[Begin Recorded data]

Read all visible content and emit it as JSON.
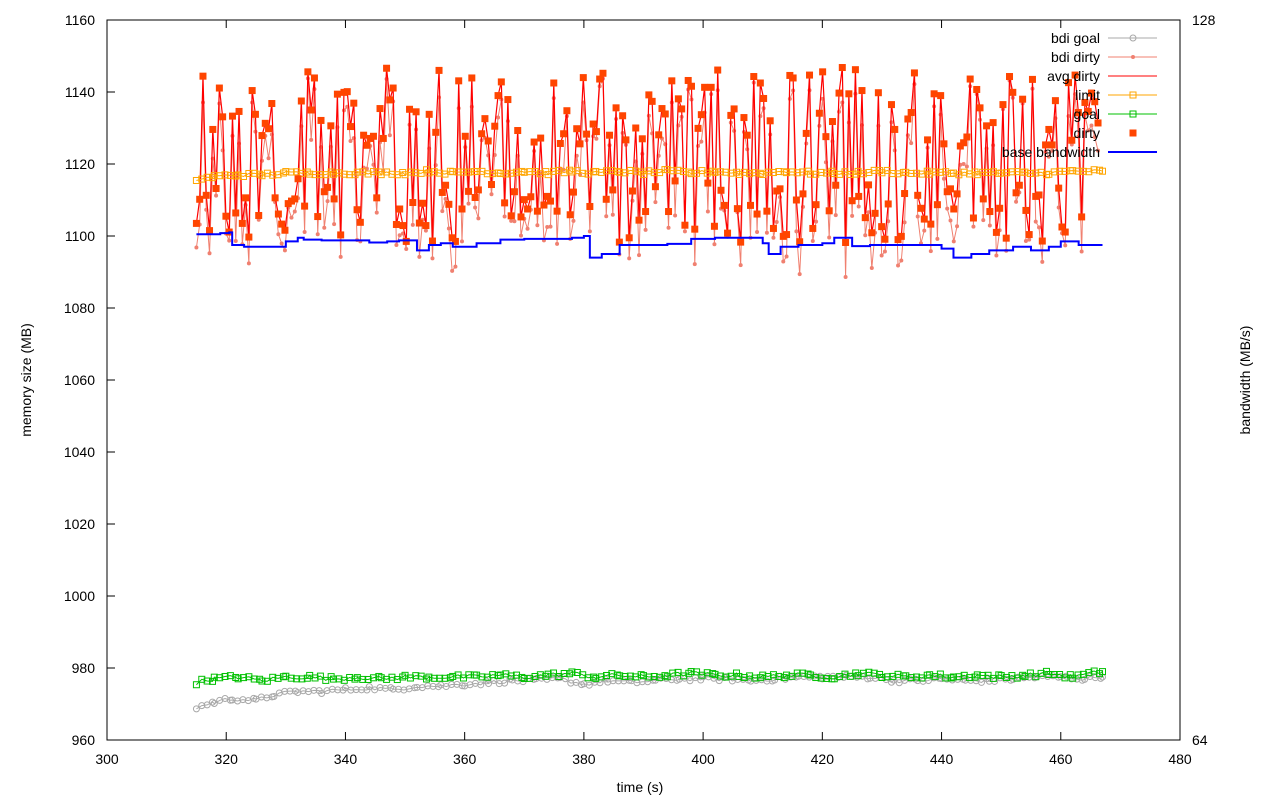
{
  "chart_data": {
    "type": "line",
    "title": "",
    "xlabel": "time (s)",
    "ylabel": "memory size (MB)",
    "y2label": "bandwidth (MB/s)",
    "xlim": [
      300,
      480
    ],
    "ylim": [
      960,
      1160
    ],
    "y2lim": [
      64,
      128
    ],
    "x_ticks": [
      300,
      320,
      340,
      360,
      380,
      400,
      420,
      440,
      460,
      480
    ],
    "y_ticks": [
      960,
      980,
      1000,
      1020,
      1040,
      1060,
      1080,
      1100,
      1120,
      1140,
      1160
    ],
    "y2_ticks": [
      64,
      128
    ],
    "grid": false,
    "legend_position": "top-right",
    "colors": {
      "bdi_goal": "#a8a8a8",
      "bdi_dirty": "#f08070",
      "avg_dirty": "#ff0000",
      "limit": "#ffa500",
      "goal": "#00c000",
      "dirty": "#ff4500",
      "base_bandwidth": "#0000ff"
    },
    "series": [
      {
        "name": "bdi goal",
        "key": "bdi_goal",
        "style": "line-circle",
        "axis": "y",
        "x": [
          315,
          318,
          321,
          325,
          328,
          332,
          336,
          340,
          344,
          348,
          352,
          356,
          360,
          364,
          368,
          372,
          376,
          380,
          384,
          388,
          392,
          396,
          400,
          404,
          408,
          412,
          416,
          420,
          424,
          428,
          432,
          436,
          440,
          444,
          448,
          452,
          456,
          460,
          464,
          467
        ],
        "values": [
          969,
          970.5,
          971.5,
          971,
          972.5,
          973.5,
          973.5,
          974,
          974.5,
          974,
          975,
          975,
          975.5,
          976,
          976.5,
          976.5,
          977,
          975.5,
          976.5,
          976,
          976.5,
          977,
          977,
          977,
          976.5,
          977,
          977.5,
          977.5,
          977.5,
          977.5,
          976.5,
          976.5,
          977,
          976.5,
          976.5,
          977,
          977.5,
          977.5,
          977,
          977.5
        ]
      },
      {
        "name": "bdi dirty",
        "key": "bdi_dirty",
        "style": "line-dot",
        "axis": "y",
        "x": [],
        "values": []
      },
      {
        "name": "avg dirty",
        "key": "avg_dirty",
        "style": "line",
        "axis": "y",
        "x": [],
        "values": []
      },
      {
        "name": "limit",
        "key": "limit",
        "style": "line-square",
        "axis": "y",
        "x": [
          315,
          318,
          322,
          326,
          330,
          334,
          338,
          342,
          346,
          350,
          354,
          358,
          362,
          366,
          370,
          374,
          378,
          382,
          386,
          390,
          394,
          398,
          402,
          406,
          410,
          414,
          418,
          422,
          426,
          430,
          434,
          438,
          442,
          446,
          450,
          454,
          458,
          462,
          467
        ],
        "values": [
          1115.5,
          1116.5,
          1117,
          1117,
          1117.5,
          1117.5,
          1117.5,
          1117.5,
          1117.5,
          1117.5,
          1118,
          1117.5,
          1118,
          1117.5,
          1118,
          1117.5,
          1118,
          1117.5,
          1118,
          1117.5,
          1118,
          1117.5,
          1118,
          1117.5,
          1117.5,
          1118,
          1117.5,
          1117.5,
          1117.5,
          1118,
          1117.5,
          1117.5,
          1117.5,
          1117.5,
          1117.5,
          1117.5,
          1117.5,
          1118,
          1118
        ]
      },
      {
        "name": "goal",
        "key": "goal",
        "style": "line-square",
        "axis": "y",
        "x": [
          315,
          318,
          322,
          326,
          330,
          334,
          338,
          342,
          346,
          350,
          354,
          358,
          362,
          366,
          370,
          374,
          378,
          382,
          386,
          390,
          394,
          398,
          402,
          406,
          410,
          414,
          418,
          422,
          426,
          430,
          434,
          438,
          442,
          446,
          450,
          454,
          458,
          462,
          467
        ],
        "values": [
          976,
          977,
          977.5,
          976.5,
          977.5,
          977.5,
          977,
          977.5,
          977,
          977.5,
          977.5,
          977.5,
          977.5,
          978,
          977.5,
          978,
          978.5,
          977.5,
          978,
          977.5,
          978,
          978.5,
          978,
          978,
          977.5,
          978,
          978,
          977.5,
          978.5,
          978,
          977.5,
          978,
          977.5,
          978,
          977.5,
          978,
          978.5,
          977.5,
          979
        ]
      },
      {
        "name": "dirty",
        "key": "dirty",
        "style": "square-points",
        "axis": "y",
        "x": [],
        "values": []
      },
      {
        "name": "base bandwidth",
        "key": "base_bandwidth",
        "style": "step-line",
        "axis": "y",
        "x": [
          315,
          317,
          319,
          320.5,
          321,
          323,
          326,
          330,
          332,
          333,
          336,
          340,
          344,
          347,
          349,
          352,
          354,
          356,
          358,
          362,
          366,
          370,
          374,
          378,
          380,
          381,
          383,
          386,
          390,
          394,
          398,
          402,
          406,
          408,
          410,
          411,
          413,
          416,
          420,
          422,
          425,
          428,
          432,
          436,
          440,
          442,
          445,
          448,
          452,
          455,
          458,
          460,
          463,
          467
        ],
        "values": [
          1100.5,
          1100.5,
          1100.8,
          1101,
          1097.5,
          1097,
          1097,
          1098.5,
          1099.5,
          1099,
          1098.8,
          1098.8,
          1098.2,
          1098.5,
          1098.8,
          1096,
          1097.5,
          1098,
          1097,
          1098,
          1099,
          1099.2,
          1099.2,
          1099.5,
          1100,
          1094,
          1095,
          1097.5,
          1097.5,
          1097.8,
          1099.2,
          1099.5,
          1099.5,
          1099.5,
          1098,
          1095,
          1097,
          1097.5,
          1098,
          1099.5,
          1097.2,
          1097.5,
          1097.5,
          1097.5,
          1096.5,
          1094,
          1095,
          1096,
          1097,
          1096,
          1097,
          1098.5,
          1097.5,
          1097.5
        ]
      }
    ]
  }
}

[End Recorded data]

Report the number of lines in the entries above that include the word "name" and add nothing to it.

=== Solved problem ===
7